» **PROBLEM TO SOLVE**:
Look for the word "battle" in the entries below, then copy every line that has it.

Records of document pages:
*-*-*

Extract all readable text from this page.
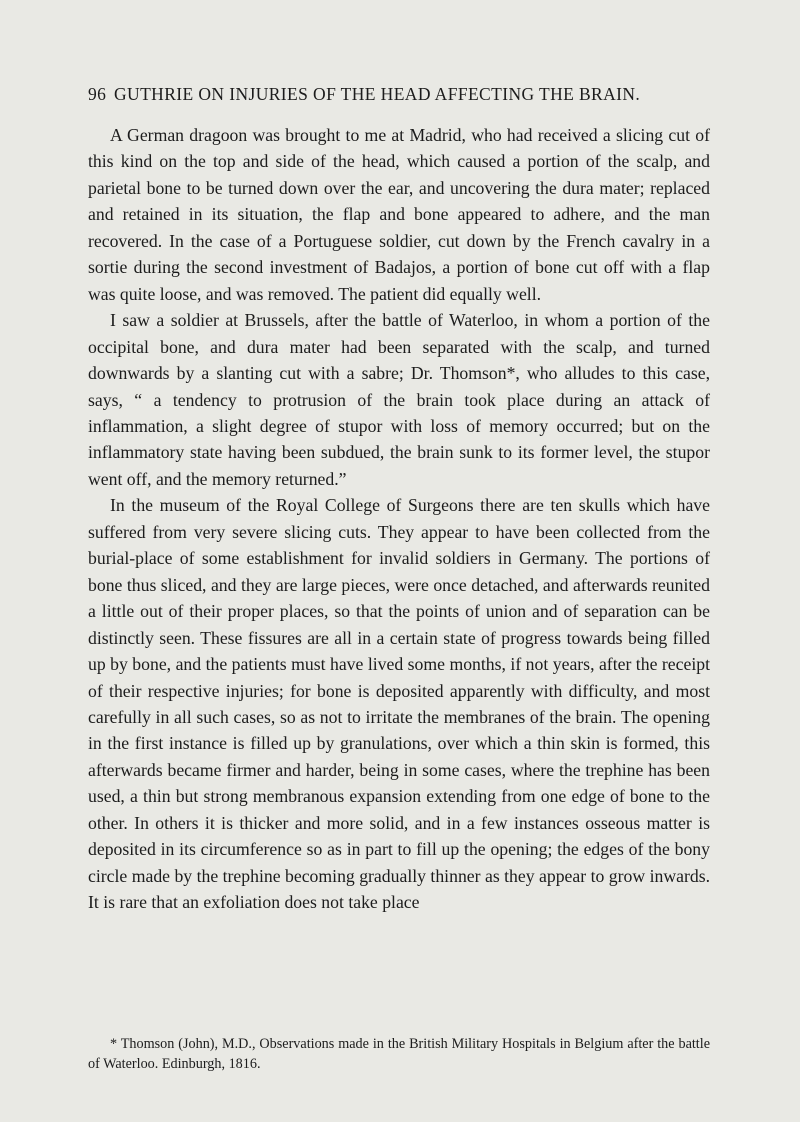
96 GUTHRIE ON INJURIES OF THE HEAD AFFECTING THE BRAIN.

A German dragoon was brought to me at Madrid, who had received a slicing cut of this kind on the top and side of the head, which caused a portion of the scalp, and parietal bone to be turned down over the ear, and uncovering the dura mater; replaced and retained in its situation, the flap and bone appeared to adhere, and the man recovered. In the case of a Portuguese soldier, cut down by the French cavalry in a sortie during the second investment of Badajos, a portion of bone cut off with a flap was quite loose, and was removed. The patient did equally well.

I saw a soldier at Brussels, after the battle of Waterloo, in whom a portion of the occipital bone, and dura mater had been separated with the scalp, and turned downwards by a slanting cut with a sabre; Dr. Thomson*, who alludes to this case, says, “ a tendency to protrusion of the brain took place during an attack of inflammation, a slight degree of stupor with loss of memory occurred; but on the inflammatory state having been subdued, the brain sunk to its former level, the stupor went off, and the memory returned.”

In the museum of the Royal College of Surgeons there are ten skulls which have suffered from very severe slicing cuts. They appear to have been collected from the burial-place of some establishment for invalid soldiers in Germany. The portions of bone thus sliced, and they are large pieces, were once detached, and afterwards reunited a little out of their proper places, so that the points of union and of separation can be distinctly seen. These fissures are all in a certain state of progress towards being filled up by bone, and the patients must have lived some months, if not years, after the receipt of their respective injuries; for bone is deposited apparently with difficulty, and most carefully in all such cases, so as not to irritate the membranes of the brain. The opening in the first instance is filled up by granulations, over which a thin skin is formed, this afterwards became firmer and harder, being in some cases, where the trephine has been used, a thin but strong membranous expansion extending from one edge of bone to the other. In others it is thicker and more solid, and in a few instances osseous matter is deposited in its circumference so as in part to fill up the opening; the edges of the bony circle made by the trephine becoming gradually thinner as they appear to grow inwards. It is rare that an exfoliation does not take place

* Thomson (John), M.D., Observations made in the British Military Hospitals in Belgium after the battle of Waterloo. Edinburgh, 1816.
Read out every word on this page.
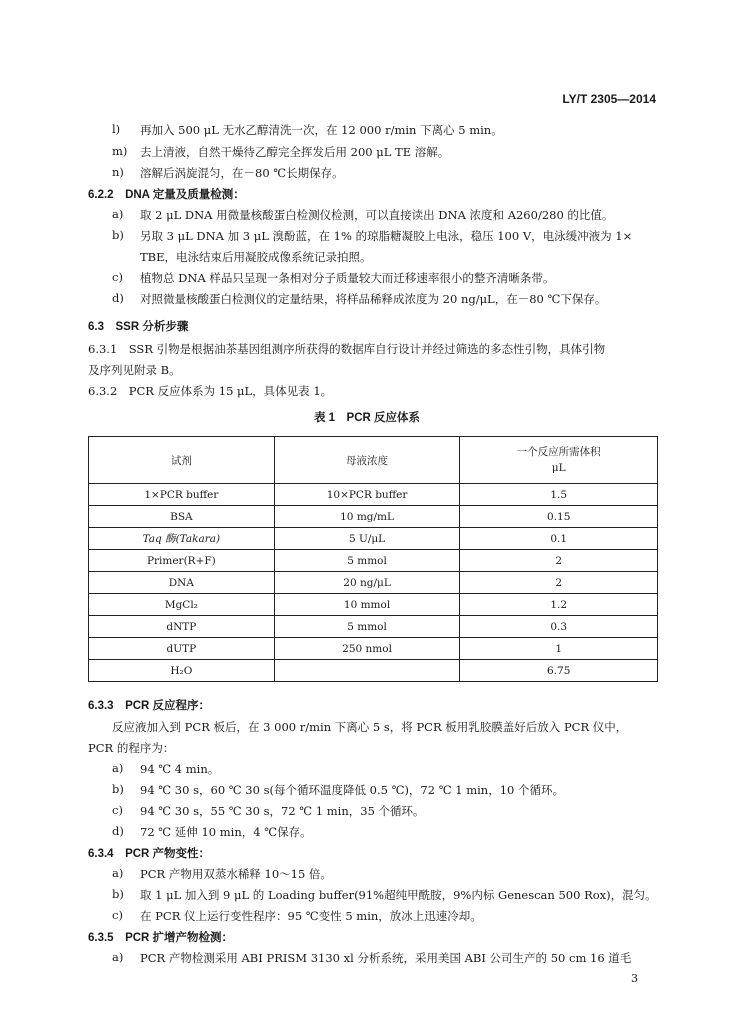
LY/T 2305—2014
l) 再加入 500 μL 无水乙醇清洗一次，在 12 000 r/min 下离心 5 min。
m) 去上清液，自然干燥待乙醇完全挥发后用 200 μL TE 溶解。
n) 溶解后涡旋混匀，在－80 ℃长期保存。
6.2.2　DNA 定量及质量检测：
a) 取 2 μL DNA 用微量核酸蛋白检测仪检测，可以直接读出 DNA 浓度和 A260/280 的比值。
b) 另取 3 μL DNA 加 3 μL 溴酚蓝，在 1% 的琼脂糖凝胶上电泳，稳压 100 V，电泳缓冲液为 1×
TBE，电泳结束后用凝胶成像系统记录拍照。
c) 植物总 DNA 样品只呈现一条相对分子质量较大而迁移速率很小的整齐清晰条带。
d) 对照微量核酸蛋白检测仪的定量结果，将样品稀释成浓度为 20 ng/μL，在－80 ℃下保存。
6.3　SSR 分析步骤
6.3.1　SSR 引物是根据油茶基因组测序所获得的数据库自行设计并经过筛选的多态性引物，具体引物
及序列见附录 B。
6.3.2　PCR 反应体系为 15 μL，具体见表 1。
表 1　PCR 反应体系
试剂	母液浓度	一个反应所需体积
μL

1×PCR buffer	10×PCR buffer	1.5
BSA	10 mg/mL	0.15
Taq 酶(Takara)	5 U/μL	0.1
Primer(R+F)	5 mmol	2
DNA	20 ng/μL	2
MgCl₂	10 mmol	1.2
dNTP	5 mmol	0.3
dUTP	250 nmol	1
H₂O		6.75
6.3.3　PCR 反应程序：
反应液加入到 PCR 板后，在 3 000 r/min 下离心 5 s，将 PCR 板用乳胶膜盖好后放入 PCR 仪中，
PCR 的程序为：
a) 94 ℃ 4 min。
b) 94 ℃ 30 s，60 ℃ 30 s(每个循环温度降低 0.5 ℃)，72 ℃ 1 min，10 个循环。
c) 94 ℃ 30 s，55 ℃ 30 s，72 ℃ 1 min，35 个循环。
d) 72 ℃ 延伸 10 min，4 ℃保存。
6.3.4　PCR 产物变性：
a) PCR 产物用双蒸水稀释 10～15 倍。
b) 取 1 μL 加入到 9 μL 的 Loading buffer(91%超纯甲酰胺，9%内标 Genescan 500 Rox)，混匀。
c) 在 PCR 仪上运行变性程序：95 ℃变性 5 min，放冰上迅速冷却。
6.3.5　PCR 扩增产物检测：
a) PCR 产物检测采用 ABI PRISM 3130 xl 分析系统，采用美国 ABI 公司生产的 50 cm 16 道毛
3
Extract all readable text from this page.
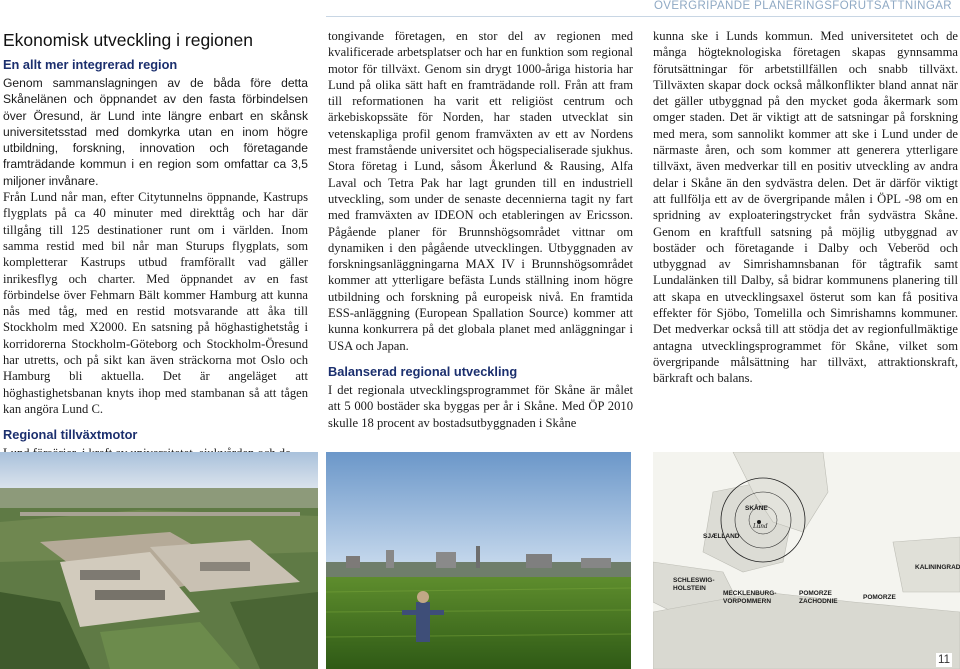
ÖVERGRIPANDE PLANERINGSFÖRUTSÄTTNINGAR
Ekonomisk utveckling i regionen
En allt mer integrerad region

Genom sammanslagningen av de båda före detta Skånelänen och öppnandet av den fasta förbindelsen över Öresund, är Lund inte längre enbart en skånsk universitetsstad med domkyrka utan en inom högre utbildning, forskning, innovation och företagande framträdande kommun i en region som omfattar ca 3,5 miljoner invånare.

Från Lund når man, efter Citytunnelns öppnande, Kastrups flygplats på ca 40 minuter med direkttåg och har där tillgång till 125 destinationer runt om i världen. Inom samma restid med bil når man Sturups flygplats, som kompletterar Kastrups utbud framförallt vad gäller inrikesflyg och charter. Med öppnandet av en fast förbindelse över Fehmarn Bält kommer Hamburg att kunna nås med tåg, med en restid motsvarande att åka till Stockholm med X2000. En satsning på höghastighetståg i korridorerna Stockholm-Göteborg och Stockholm-Öresund har utretts, och på sikt kan även sträckorna mot Oslo och Hamburg bli aktuella. Det är angeläget att höghastighetsbanan knyts ihop med stambanan så att tågen kan angöra Lund C.

Regional tillväxtmotor

tongivande företagen, en stor del av regionen med kvalificerade arbetsplatser och har en funktion som regional motor för tillväxt. Genom sin drygt 1000-åriga historia har Lund på olika sätt haft en framträdande roll. Från att fram till reformationen ha varit ett religiöst centrum och ärkebiskopssäte för Norden, har staden utvecklat sin vetenskapliga profil genom framväxten av ett av Nordens mest framstående universitet och högspecialiserade sjukhus. Stora företag i Lund, såsom Åkerlund & Rausing, Alfa Laval och Tetra Pak har lagt grunden till en industriell utveckling, som under de senaste decennierna tagit ny fart med framväxten av IDEON och etableringen av Ericsson. Pågående planer för Brunnshögsområdet vittnar om dynamiken i den pågående utvecklingen. Utbyggnaden av forskningsanläggningarna MAX IV i Brunnshögsområdet kommer att ytterligare befästa Lunds ställning inom högre utbildning och forskning på europeisk nivå. En framtida ESS-anläggning (European Spallation Source) kommer att kunna konkurrera på det globala planet med anläggningar i USA och Japan.

Balanserad regional utveckling

I det regionala utvecklingsprogrammet för Skåne är målet att 5 000 bostäder ska byggas per år i Skåne. Med ÖP 2010 skulle 18 procent av bostadsutbyggnaden i Skåne

kunna ske i Lunds kommun. Med universitetet och de många högteknologiska företagen skapas gynnsamma förutsättningar för arbetstillfällen och snabb tillväxt. Tillväxten skapar dock också målkonflikter bland annat när det gäller utbyggnad på den mycket goda åkermark som omger staden. Det är viktigt att de satsningar på forskning med mera, som sannolikt kommer att ske i Lund under de närmaste åren, och som kommer att generera ytterligare tillväxt, även medverkar till en positiv utveckling av andra delar i Skåne än den sydvästra delen. Det är därför viktigt att fullfölja ett av de övergripande målen i ÖPL -98 om en spridning av exploateringstrycket från sydvästra Skåne. Genom en kraftfull satsning på möjlig utbyggnad av bostäder och företagande i Dalby och Veberöd och utbyggnad av Simrishamnsbanan för tågtrafik samt Lundalänken till Dalby, så bidrar kommunens planering till att skapa en utvecklingsaxel österut som kan få positiva effekter för Sjöbo, Tomelilla och Simrishamns kommuner. Det medverkar också till att stödja det av regionfullmäktige antagna utvecklingsprogrammet för Skåne, vilket som övergripande målsättning har tillväxt, attraktionskraft, bärkraft och balans.

SKÅNE
Lund
SJÆLLAND
KALININGRAD
SCHLESWIG-
HOLSTEIN
MECKLENBURG-
VORPOMMERN
POMORZE
ZACHODNIE
POMORZE
11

*-*-*

» **THE COMPLETED TASK**:
I saw a soldier at Brussels, after the battle of Waterloo, in whom a portion of the occipital bone, and dura mater had been separated with the scalp, and turned downwards by a slanting cut with a sabre; Dr. Thomson*, who alludes to this case, says, “ a tendency to protrusion of the brain took place during an attack of inflammation, a slight degree of stupor with loss of memory occurred; but on the inflammatory state having been subdued, the brain sunk to its former level, the stupor went off, and the memory returned.”
* Thomson (John), M.D., Observations made in the British Military Hospitals in Belgium after the battle of Waterloo. Edinburgh, 1816.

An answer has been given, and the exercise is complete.